*Page text:*
--
Radial Basis Function regression
Basis function regression where each new feature is based on the distance to a prototype, hence the basis is "radial." The resulting curve is a superposition of "bumps," one at each prototype. Such models are motivated by regularization theory and Gaussian process theory. The basis functions are adapted by moving the prototypes or reshaping the bumps. See "Introduction to Radial Basis Function Networks", "Regularization Theory and Neural Networks Architectures", and "How do MLPs compare with RBFs?".

Generalized linear model
Linear regression except the conditional density of y is an arbitrary function of Ax, i.e. there is not simply additive noise. For example, a Poisson model for y, where the Poisson rate is equal to Ax, is a generalized linear model. Logistic regression is also a kind of generalized linear model. The attraction of such models is that the parameter A can be learned in a very similar way as for linear regression. See McCullagh&Nelder.

Logistic regression
A conditional statistical model of binary variable y given measurement vector x. The probability that y is 1 is given by the logistic function applied to a linear combination of x. That is, p(y=1) = 1/(1+exp(-a*x)). Logistic regression is a generalized linear model (and is really logistic linear regression). The row vector a is the parameter of the model. Logistic regression gives rise to a linear classifier. See a logistic regression overview and "Why the logistic function?".

Gaussian process classifier
A non-parametric logistic regression model analogous to Gaussian process regression. It is equivalent to using basis functions in logistic regression. See "Bayesian Classification with Gaussian Processes" and Rasmussen's Web site.

Feed-forward neural network regression
Basis function regression with adaptive basis functions. Given a measurement vector, each layer of the network makes a linear transformation and then applies a nonlinearity to each vector component. For example, a two-layer network has y = A2*f(A1*x) + e. The matrix A2 contains the basis coefficients while the matrix A1 adapts the basis. The nonlinearity f is fixed and is typically chosen to be a smoothed step function. The resulting basis contains oriented step functions with varying slope. See Bishop and "How many hidden layers should I use?".

Feed-forward neural network density model
Neural network regression except the conditional density of y is an arbitrary function of the network output, i.e. there is not simply additive noise. An example is logistic network regression. Follows the same principle as a generalized linear model.

Additive regression
A multivariate regression expressed as the sum of univariate regressions. That is, y is a sum of functions applied to the components of x, plus additive noise: y = sum_i f_i(x_i) + e. When the conditional density of y is an arbitrary function of sum_i f_i(x_i), such as a logistic additive regression, then you have a generalized additive regression. The parameters of the model are the functions f_i, which are learned recursively by another regression model. These models are very useful for visualization (also see projection pursuit regression). See Hastie&Tibshirani and Backfitting.

Projection pursuit regression
Additive regression on an adaptive feature space. That is, y = sum_i f_i(a_i*x) + e where the row vector a_i takes a linear combination of x. The parameters of the model are the axes a_i as well as the functions f_i, which are learned recursively. See "Projection Pursuit Regression" and "Generalized Projection Pursuit Regression".

Robust regression
A regression model which includes the possibility of measurement outliers. It also refers to parameter estimation that can handle outliers. (But changing your estimator without changing your model is inconsistent behavior.) See Venables&Ripley, Barnett&Lewis, code and papers at Antwerp, and an illustrative applet.
--
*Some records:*
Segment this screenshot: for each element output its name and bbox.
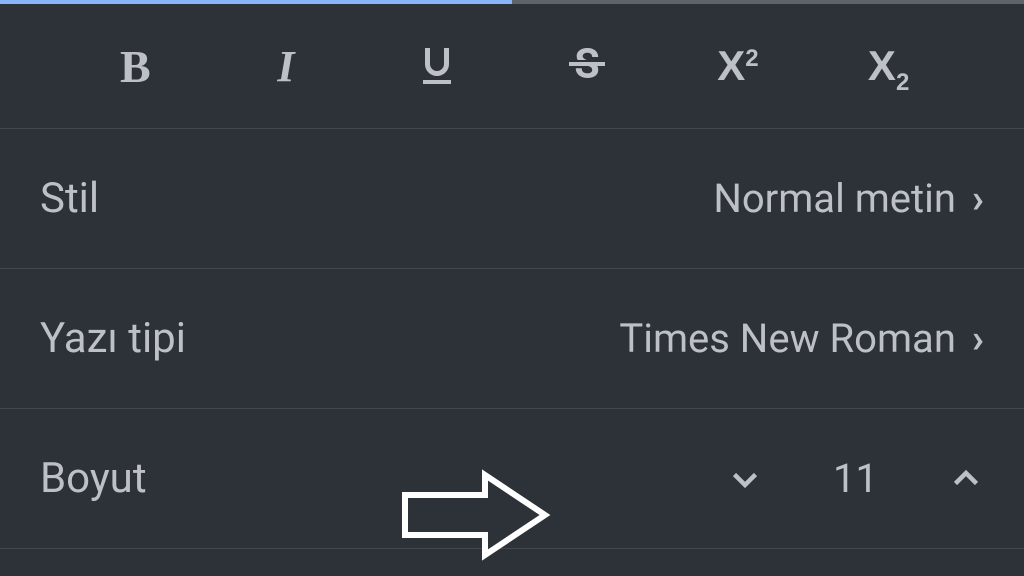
font-row[interactable]: Yazı tipi Times New Roman › — [0, 269, 1024, 409]
format-toolbar: B I X2 X2 — [0, 4, 1024, 129]
style-label: Stil — [40, 174, 99, 223]
chevron-up-icon — [948, 461, 984, 497]
text-settings: Stil Normal metin › Yazı tipi Times New … — [0, 129, 1024, 549]
italic-button[interactable]: I — [256, 36, 316, 96]
font-value: Times New Roman — [619, 315, 956, 362]
size-label: Boyut — [40, 454, 147, 503]
style-value: Normal metin — [713, 175, 956, 222]
size-controls: 11 — [727, 455, 984, 502]
chevron-right-icon: › — [972, 175, 984, 222]
progress-fill — [0, 0, 512, 4]
size-increase-button[interactable] — [948, 461, 984, 497]
bold-button[interactable]: B — [105, 36, 165, 96]
style-row[interactable]: Stil Normal metin › — [0, 129, 1024, 269]
superscript-button[interactable]: X2 — [708, 36, 768, 96]
subscript-button[interactable]: X2 — [859, 36, 919, 96]
font-label: Yazı tipi — [40, 314, 186, 363]
italic-icon: I — [277, 41, 294, 92]
size-decrease-button[interactable] — [727, 461, 763, 497]
size-row: Boyut 11 — [0, 409, 1024, 549]
style-value-container: Normal metin › — [713, 175, 984, 222]
superscript-icon: X2 — [717, 42, 758, 90]
size-value: 11 — [833, 455, 878, 502]
font-value-container: Times New Roman › — [619, 315, 984, 362]
bold-icon: B — [120, 40, 151, 93]
progress-bar — [0, 0, 1024, 4]
strikethrough-button[interactable] — [557, 36, 617, 96]
chevron-right-icon: › — [972, 315, 984, 362]
underline-icon — [413, 42, 461, 90]
chevron-down-icon — [727, 461, 763, 497]
subscript-icon: X2 — [868, 42, 909, 90]
strikethrough-icon — [563, 42, 611, 90]
underline-button[interactable] — [407, 36, 467, 96]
--
*Your tasks:*
1. In the regression glossary, what is the nonlinearity f in a feed-forward neural network typically chosen to be?
2. Extend the regression glossary past its final entry, keeping the same format of a heading followed by a short definition.

*Results for the exercise:*
1. A smoothed step function.

2.
Independent Feature Model (`Naive Bayes')
Any statistical model which assumes that the components of the measurement vector, i.e. the features, are conditionally independent given the class. Like additive regression, this assumption allows each component to be modeled separately. Independent Component Analysis/Projection Pursuit can be used to extract better features for the Independent Feature Model. See Duda&Hart, "A Comparison of Event Models for Naive Bayes Text Classification", and "Beyond independence: Conditions for the optimality of the simple Bayesian classifier".

Linear classifier
Any classifier with straight-line decision boundaries in feature space. Such classifiers can arise from many different statistical models, especially Gaussian class-conditional densities. They can be implemented using a single-layer neural network or Perceptron. See Duda&Hart, Bishop.

Generalized linear classifier
Any classifier implemented by subjecting data to a nonlinear transformation before feeding it to a linear classifier. The transformation may increase or decrease the number of features. The new features are like basis functions in basis function regression, and the classifier is essentially thresholding a basis function regression. It can have arbitrarily shaped decision boundaries. A Radial Basis Function classifier is a special case where the transformation is based on distances to a set of prototypes (the basis functions are "bumps"). See Duda&Hart.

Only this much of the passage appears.